[Отрывок текста]
╭──

Группу любили многие, и нередко – военные. Это и понятно: «если бы парни всей Земли» и т. д. В первое же воскресение местные кэгэбэшники пригласили нас на охоту в Гидропарке (это остров в центре города на Днепре) на зайцев. Все приготовления гостеприимные хозяева брали на себя, и даже транспорт от и обратно до гостиницы. В этот день было всего два концерта, и некоторая часть группы вызвалась поучаствовать. Каким-то образом среди них оказался и я. Приехали, один человек встал на лыжи (дело было зимой), взял винтовку и пропал. Остальные быстренько соорудили костерок, достали приготовленные заранее шашлычки и несколько ящиков горилки. Охота началась.

╰──

[Задание и требования]
Допиши рассказ об охоте на зайцев в Гидропарке, начав сразу после фразы «Охота началась».

[Исходные строки]
╭──

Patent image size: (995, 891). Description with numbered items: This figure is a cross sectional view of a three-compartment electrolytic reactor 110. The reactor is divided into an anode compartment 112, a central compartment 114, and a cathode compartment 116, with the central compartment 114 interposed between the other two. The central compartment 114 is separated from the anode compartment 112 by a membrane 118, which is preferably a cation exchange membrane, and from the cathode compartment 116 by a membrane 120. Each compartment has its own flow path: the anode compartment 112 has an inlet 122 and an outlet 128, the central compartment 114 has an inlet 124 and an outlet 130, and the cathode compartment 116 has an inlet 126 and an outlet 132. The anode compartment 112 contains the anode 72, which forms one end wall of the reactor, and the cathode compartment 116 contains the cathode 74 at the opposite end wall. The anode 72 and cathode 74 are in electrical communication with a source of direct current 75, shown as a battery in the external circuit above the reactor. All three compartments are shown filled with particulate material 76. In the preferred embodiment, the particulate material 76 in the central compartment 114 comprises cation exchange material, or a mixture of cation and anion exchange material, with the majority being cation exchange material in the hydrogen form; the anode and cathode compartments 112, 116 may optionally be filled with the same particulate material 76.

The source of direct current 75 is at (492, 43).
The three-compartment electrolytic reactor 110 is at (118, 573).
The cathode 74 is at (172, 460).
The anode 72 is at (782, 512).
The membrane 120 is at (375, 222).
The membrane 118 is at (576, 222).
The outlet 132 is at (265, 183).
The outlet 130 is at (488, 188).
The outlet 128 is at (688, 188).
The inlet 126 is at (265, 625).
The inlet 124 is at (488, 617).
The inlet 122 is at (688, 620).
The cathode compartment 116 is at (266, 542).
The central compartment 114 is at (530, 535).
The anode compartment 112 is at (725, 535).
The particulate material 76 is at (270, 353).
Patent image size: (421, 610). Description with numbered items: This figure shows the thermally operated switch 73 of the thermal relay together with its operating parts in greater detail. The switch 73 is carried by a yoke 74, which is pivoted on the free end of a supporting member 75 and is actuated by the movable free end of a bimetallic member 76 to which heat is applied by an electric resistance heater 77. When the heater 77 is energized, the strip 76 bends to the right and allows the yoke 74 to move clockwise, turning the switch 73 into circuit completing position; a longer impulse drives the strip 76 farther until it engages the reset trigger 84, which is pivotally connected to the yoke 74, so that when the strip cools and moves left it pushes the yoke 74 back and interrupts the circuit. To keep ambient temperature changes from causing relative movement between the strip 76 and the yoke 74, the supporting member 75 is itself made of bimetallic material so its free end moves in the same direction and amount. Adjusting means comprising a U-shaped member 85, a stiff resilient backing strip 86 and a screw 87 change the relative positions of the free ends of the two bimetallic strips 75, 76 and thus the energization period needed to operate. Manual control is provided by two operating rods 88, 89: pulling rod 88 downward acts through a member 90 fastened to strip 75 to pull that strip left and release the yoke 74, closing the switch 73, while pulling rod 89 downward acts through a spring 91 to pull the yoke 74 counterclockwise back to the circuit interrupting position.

╰──

[Ответ]
Закончилась она для меня комично и плачевно одновременно. Привезли нас сразу к четырёхчасовому концерту и уже изрядно наохоченными, в тепле же меня развезло так, что я не помню, как переодевался в сценический костюм. Первый номер второго отделения концерта нашего, я стоял за клавишами. На подпевках в чудом сделанной записи я потом это услышал. В паузе после первой песни раздался рёв – это я оперся о две басовые октавы своего «Корга» или что там было.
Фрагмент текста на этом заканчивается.